SHORT PROBLEM: Select the lines that contain "JSON" and copy each of them.
======== SUPPLIED RECORDS
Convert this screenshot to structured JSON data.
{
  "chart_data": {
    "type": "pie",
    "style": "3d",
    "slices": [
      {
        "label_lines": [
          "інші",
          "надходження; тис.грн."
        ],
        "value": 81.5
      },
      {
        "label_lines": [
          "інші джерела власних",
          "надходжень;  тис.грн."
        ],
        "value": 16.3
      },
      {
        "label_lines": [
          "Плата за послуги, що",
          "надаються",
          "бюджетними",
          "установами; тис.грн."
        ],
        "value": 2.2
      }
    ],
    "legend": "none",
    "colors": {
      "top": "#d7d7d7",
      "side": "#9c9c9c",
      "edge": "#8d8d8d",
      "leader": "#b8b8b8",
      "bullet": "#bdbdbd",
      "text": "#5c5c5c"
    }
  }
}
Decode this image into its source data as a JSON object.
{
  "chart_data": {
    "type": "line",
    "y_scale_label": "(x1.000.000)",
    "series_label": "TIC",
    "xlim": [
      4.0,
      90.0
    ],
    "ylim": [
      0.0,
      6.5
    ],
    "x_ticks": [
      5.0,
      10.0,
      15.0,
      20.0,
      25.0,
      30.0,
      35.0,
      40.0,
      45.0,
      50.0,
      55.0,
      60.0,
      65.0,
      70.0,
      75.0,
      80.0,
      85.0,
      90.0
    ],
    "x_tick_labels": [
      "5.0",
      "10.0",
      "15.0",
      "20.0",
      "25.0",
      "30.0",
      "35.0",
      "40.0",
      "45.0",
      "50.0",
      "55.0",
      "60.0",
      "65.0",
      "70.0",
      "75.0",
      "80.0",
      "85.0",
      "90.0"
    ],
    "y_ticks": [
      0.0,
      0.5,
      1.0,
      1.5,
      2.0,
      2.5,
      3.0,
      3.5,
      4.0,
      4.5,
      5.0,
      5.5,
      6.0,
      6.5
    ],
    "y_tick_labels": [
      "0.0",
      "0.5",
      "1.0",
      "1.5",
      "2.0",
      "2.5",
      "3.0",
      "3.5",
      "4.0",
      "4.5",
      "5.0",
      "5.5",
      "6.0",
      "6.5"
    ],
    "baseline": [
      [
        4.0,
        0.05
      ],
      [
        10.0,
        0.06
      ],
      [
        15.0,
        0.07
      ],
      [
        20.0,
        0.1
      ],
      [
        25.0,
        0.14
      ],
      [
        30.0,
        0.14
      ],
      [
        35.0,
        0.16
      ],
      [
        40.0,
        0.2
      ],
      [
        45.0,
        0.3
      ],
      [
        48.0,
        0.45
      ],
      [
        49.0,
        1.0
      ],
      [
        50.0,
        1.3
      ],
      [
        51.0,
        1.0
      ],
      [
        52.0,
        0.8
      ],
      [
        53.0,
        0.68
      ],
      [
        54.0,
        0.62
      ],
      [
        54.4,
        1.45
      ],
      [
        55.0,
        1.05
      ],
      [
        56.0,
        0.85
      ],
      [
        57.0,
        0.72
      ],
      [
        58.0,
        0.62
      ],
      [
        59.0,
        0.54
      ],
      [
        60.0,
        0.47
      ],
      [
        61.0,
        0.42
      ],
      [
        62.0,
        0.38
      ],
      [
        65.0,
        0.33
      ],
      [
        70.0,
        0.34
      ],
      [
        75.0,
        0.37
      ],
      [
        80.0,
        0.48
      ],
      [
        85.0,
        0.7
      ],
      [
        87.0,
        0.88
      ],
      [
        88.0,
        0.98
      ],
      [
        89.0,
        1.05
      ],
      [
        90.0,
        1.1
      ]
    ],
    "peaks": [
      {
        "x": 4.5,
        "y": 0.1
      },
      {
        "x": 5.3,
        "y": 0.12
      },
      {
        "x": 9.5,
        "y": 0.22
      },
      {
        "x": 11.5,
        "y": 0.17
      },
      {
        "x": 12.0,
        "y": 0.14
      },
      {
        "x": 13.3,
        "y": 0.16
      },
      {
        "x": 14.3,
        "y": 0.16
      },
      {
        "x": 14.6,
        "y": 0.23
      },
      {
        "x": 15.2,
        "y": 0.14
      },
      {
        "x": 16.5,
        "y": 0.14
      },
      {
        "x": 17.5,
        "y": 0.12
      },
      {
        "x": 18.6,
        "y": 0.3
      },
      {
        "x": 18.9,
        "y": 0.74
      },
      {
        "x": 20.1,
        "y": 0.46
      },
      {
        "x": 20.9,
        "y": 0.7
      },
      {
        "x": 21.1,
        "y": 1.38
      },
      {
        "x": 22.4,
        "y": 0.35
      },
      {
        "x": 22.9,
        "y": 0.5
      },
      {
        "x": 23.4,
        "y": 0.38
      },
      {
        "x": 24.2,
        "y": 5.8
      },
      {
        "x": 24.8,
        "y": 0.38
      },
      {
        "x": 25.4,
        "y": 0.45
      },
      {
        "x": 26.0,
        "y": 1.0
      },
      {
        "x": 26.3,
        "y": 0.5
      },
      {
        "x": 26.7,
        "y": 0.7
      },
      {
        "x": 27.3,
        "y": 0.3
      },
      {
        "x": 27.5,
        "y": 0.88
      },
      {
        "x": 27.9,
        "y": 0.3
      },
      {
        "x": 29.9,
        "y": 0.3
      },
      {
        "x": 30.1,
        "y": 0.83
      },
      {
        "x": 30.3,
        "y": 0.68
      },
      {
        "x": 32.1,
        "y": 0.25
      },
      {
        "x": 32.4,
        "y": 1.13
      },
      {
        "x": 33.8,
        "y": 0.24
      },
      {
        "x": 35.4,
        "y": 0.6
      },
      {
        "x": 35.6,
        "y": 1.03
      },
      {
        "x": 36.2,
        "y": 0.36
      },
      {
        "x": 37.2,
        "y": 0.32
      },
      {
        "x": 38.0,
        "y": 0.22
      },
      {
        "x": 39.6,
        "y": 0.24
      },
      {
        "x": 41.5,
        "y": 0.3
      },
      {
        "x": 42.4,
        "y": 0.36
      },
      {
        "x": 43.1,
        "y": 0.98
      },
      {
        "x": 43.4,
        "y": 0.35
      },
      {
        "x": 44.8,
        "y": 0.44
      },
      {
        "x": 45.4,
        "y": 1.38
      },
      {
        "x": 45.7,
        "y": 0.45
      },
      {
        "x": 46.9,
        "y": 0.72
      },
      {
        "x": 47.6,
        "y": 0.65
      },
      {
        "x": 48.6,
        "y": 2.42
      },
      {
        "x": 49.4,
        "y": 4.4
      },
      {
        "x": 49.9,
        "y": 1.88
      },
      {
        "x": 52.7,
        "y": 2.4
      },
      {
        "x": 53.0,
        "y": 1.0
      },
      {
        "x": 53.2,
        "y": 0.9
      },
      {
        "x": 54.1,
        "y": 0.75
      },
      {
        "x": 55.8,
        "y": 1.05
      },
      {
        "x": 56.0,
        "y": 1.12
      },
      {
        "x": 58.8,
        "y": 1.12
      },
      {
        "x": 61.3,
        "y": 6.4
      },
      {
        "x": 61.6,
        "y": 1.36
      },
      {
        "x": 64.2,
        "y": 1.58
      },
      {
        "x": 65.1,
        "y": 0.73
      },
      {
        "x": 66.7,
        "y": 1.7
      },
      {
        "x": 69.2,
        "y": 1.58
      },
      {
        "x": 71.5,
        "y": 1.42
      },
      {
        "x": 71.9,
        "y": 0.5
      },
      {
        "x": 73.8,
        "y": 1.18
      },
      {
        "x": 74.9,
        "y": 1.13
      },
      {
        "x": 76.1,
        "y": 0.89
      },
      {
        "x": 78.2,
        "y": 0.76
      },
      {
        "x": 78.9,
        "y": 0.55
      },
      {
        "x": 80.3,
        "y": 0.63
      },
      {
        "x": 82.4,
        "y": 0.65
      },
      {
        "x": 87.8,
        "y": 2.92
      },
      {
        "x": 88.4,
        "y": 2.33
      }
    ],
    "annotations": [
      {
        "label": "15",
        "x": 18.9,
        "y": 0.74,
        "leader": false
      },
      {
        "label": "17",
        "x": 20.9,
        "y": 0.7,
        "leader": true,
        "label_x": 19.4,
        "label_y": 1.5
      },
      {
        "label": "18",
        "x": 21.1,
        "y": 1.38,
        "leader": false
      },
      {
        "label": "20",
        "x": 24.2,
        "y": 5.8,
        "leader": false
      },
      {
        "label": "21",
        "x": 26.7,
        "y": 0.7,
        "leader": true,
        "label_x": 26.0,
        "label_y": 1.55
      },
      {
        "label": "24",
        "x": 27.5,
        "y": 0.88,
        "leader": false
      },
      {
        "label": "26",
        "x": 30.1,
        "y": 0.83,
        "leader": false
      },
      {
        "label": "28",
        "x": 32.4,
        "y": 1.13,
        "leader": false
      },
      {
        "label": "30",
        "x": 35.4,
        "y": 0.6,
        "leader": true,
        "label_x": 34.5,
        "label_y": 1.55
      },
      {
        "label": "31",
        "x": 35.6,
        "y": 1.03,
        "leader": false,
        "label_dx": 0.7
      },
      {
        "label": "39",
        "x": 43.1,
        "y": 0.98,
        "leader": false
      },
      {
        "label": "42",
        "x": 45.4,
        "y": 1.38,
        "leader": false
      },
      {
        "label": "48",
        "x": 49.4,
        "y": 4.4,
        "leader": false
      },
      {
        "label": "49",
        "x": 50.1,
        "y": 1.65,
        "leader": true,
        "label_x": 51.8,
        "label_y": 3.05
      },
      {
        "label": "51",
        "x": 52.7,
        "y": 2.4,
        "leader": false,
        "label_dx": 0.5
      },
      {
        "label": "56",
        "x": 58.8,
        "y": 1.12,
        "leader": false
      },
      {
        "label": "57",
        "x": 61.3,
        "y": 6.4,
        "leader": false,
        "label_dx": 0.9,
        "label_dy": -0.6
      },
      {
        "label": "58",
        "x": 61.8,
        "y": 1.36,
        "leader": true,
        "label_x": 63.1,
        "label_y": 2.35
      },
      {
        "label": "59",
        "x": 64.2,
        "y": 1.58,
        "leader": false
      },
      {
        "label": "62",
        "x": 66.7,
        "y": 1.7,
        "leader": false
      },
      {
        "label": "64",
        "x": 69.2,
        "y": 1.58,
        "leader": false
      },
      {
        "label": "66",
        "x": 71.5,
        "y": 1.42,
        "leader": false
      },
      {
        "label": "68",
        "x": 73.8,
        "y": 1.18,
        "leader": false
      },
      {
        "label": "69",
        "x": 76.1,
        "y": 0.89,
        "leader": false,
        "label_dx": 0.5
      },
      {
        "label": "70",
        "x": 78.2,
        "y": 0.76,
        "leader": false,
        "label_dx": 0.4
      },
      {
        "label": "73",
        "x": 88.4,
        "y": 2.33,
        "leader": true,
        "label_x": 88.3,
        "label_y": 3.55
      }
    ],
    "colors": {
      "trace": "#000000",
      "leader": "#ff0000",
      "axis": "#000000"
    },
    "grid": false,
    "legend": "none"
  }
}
================
THE SOLUTION:
Convert this screenshot to structured JSON data.
Decode this image into its source data as a JSON object.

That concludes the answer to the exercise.